● **Stored dataset items**
===

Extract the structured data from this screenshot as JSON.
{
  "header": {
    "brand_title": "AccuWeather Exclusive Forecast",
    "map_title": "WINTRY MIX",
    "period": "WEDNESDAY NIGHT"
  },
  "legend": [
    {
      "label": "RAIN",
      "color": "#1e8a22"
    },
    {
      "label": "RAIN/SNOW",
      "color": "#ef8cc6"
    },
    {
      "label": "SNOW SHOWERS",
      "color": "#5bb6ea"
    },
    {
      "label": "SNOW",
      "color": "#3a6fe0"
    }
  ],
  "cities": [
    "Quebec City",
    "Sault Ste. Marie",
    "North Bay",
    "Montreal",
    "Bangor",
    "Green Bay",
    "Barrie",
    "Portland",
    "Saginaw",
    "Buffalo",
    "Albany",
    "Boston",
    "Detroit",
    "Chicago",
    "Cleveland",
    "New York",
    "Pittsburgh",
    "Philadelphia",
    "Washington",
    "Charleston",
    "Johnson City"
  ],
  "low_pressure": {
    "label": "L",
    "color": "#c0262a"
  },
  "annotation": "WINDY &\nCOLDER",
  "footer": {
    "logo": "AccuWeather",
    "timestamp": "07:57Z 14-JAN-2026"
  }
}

===

Gather up, from the records above, each line where the word "label" appears.

      "label": "RAIN",
      "label": "RAIN/SNOW",
      "label": "SNOW SHOWERS",
      "label": "SNOW",
    "label": "L",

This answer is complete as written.